Saved entries:
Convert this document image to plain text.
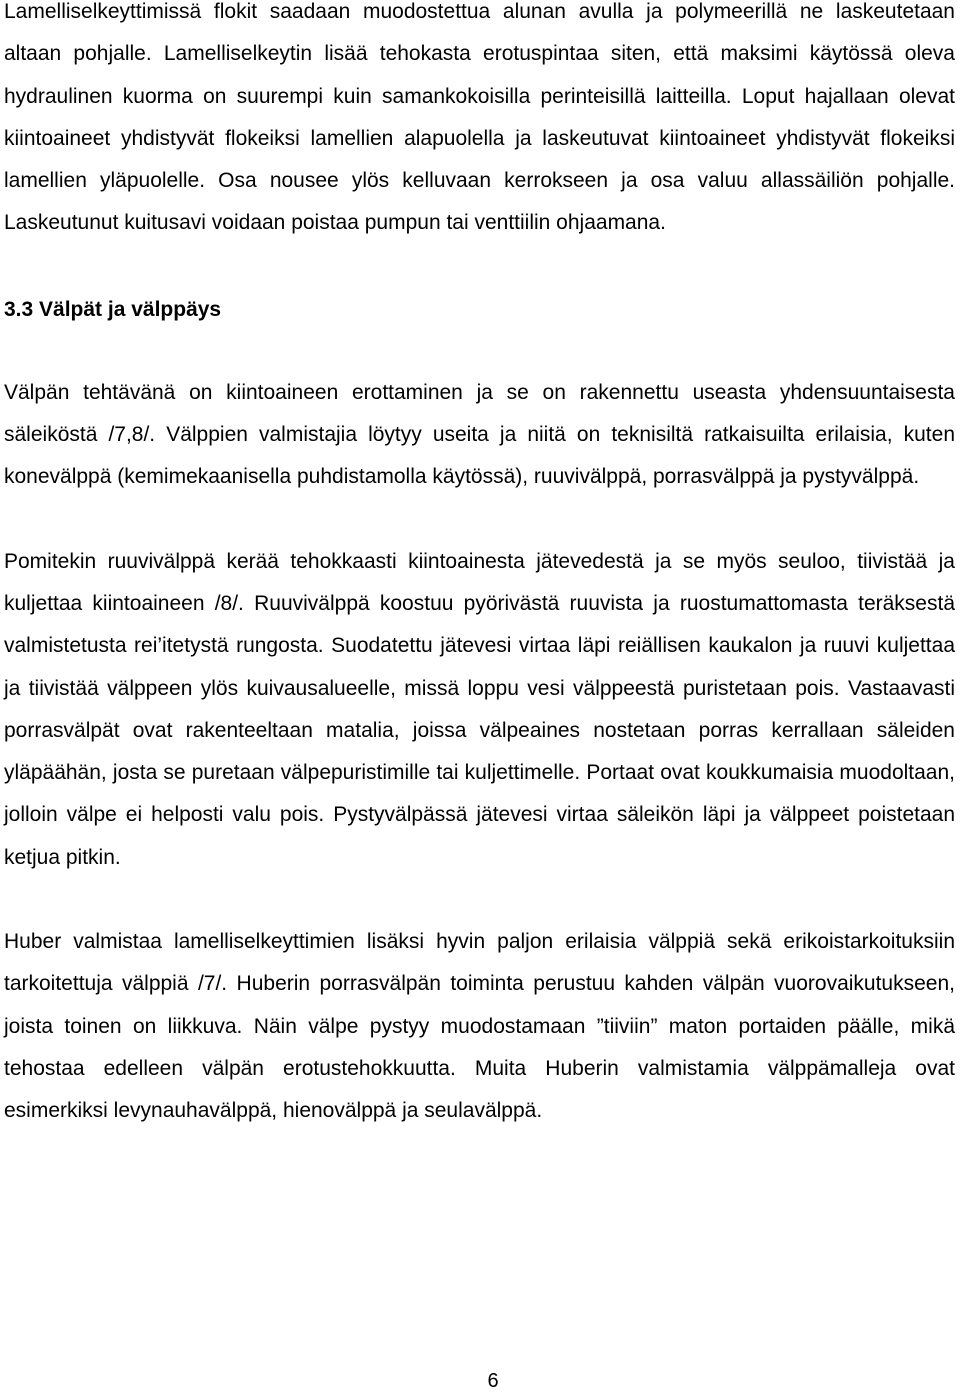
Lamelliselkeyttimissä flokit saadaan muodostettua alunan avulla ja polymeerillä ne laskeutetaan altaan pohjalle. Lamelliselkeytin lisää tehokasta erotuspintaa siten, että maksimi käytössä oleva hydraulinen kuorma on suurempi kuin samankokoisilla perinteisillä laitteilla. Loput hajallaan olevat kiintoaineet yhdistyvät flokeiksi lamellien alapuolella ja laskeutuvat kiintoaineet yhdistyvät flokeiksi lamellien yläpuolelle. Osa nousee ylös kelluvaan kerrokseen ja osa valuu allassäiliön pohjalle. Laskeutunut kuitusavi voidaan poistaa pumpun tai venttiilin ohjaamana.

3.3 Välpät ja välppäys

Välpän tehtävänä on kiintoaineen erottaminen ja se on rakennettu useasta yhdensuuntaisesta säleiköstä /7,8/. Välppien valmistajia löytyy useita ja niitä on teknisiltä ratkaisuilta erilaisia, kuten konevälppä (kemimekaanisella puhdistamolla käytössä), ruuvivälppä, porrasvälppä ja pystyvälppä.

Pomitekin ruuvivälppä kerää tehokkaasti kiintoainesta jätevedestä ja se myös seuloo, tiivistää ja kuljettaa kiintoaineen /8/. Ruuvivälppä koostuu pyörivästä ruuvista ja ruostumattomasta teräksestä valmistetusta rei’itetystä rungosta. Suodatettu jätevesi virtaa läpi reiällisen kaukalon ja ruuvi kuljettaa ja tiivistää välppeen ylös kuivausalueelle, missä loppu vesi välppeestä puristetaan pois. Vastaavasti porrasvälpät ovat rakenteeltaan matalia, joissa välpeaines nostetaan porras kerrallaan säleiden yläpäähän, josta se puretaan välpepuristimille tai kuljettimelle. Portaat ovat koukkumaisia muodoltaan, jolloin välpe ei helposti valu pois. Pystyvälpässä jätevesi virtaa säleikön läpi ja välppeet poistetaan ketjua pitkin.

Huber valmistaa lamelliselkeyttimien lisäksi hyvin paljon erilaisia välppiä sekä erikoistarkoituksiin tarkoitettuja välppiä /7/. Huberin porrasvälpän toiminta perustuu kahden välpän vuorovaikutukseen, joista toinen on liikkuva. Näin välpe pystyy muodostamaan ”tiiviin” maton portaiden päälle, mikä tehostaa edelleen välpän erotustehokkuutta. Muita Huberin valmistamia välppämalleja ovat esimerkiksi levynauhavälppä, hienovälppä ja seulavälppä.

6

* [Task]: Sift the material for lines with the string "erilaisia". Copy each one found.

* [Exercise output]:
Välpän tehtävänä on kiintoaineen erottaminen ja se on rakennettu useasta yhdensuuntaisesta säleiköstä /7,8/. Välppien valmistajia löytyy useita ja niitä on teknisiltä ratkaisuilta erilaisia, kuten konevälppä (kemimekaanisella puhdistamolla käytössä), ruuvivälppä, porrasvälppä ja pystyvälppä.
Huber valmistaa lamelliselkeyttimien lisäksi hyvin paljon erilaisia välppiä sekä erikoistarkoituksiin tarkoitettuja välppiä /7/. Huberin porrasvälpän toiminta perustuu kahden välpän vuorovaikutukseen, joista toinen on liikkuva. Näin välpe pystyy muodostamaan ”tiiviin” maton portaiden päälle, mikä tehostaa edelleen välpän erotustehokkuutta. Muita Huberin valmistamia välppämalleja ovat esimerkiksi levynauhavälppä, hienovälppä ja seulavälppä.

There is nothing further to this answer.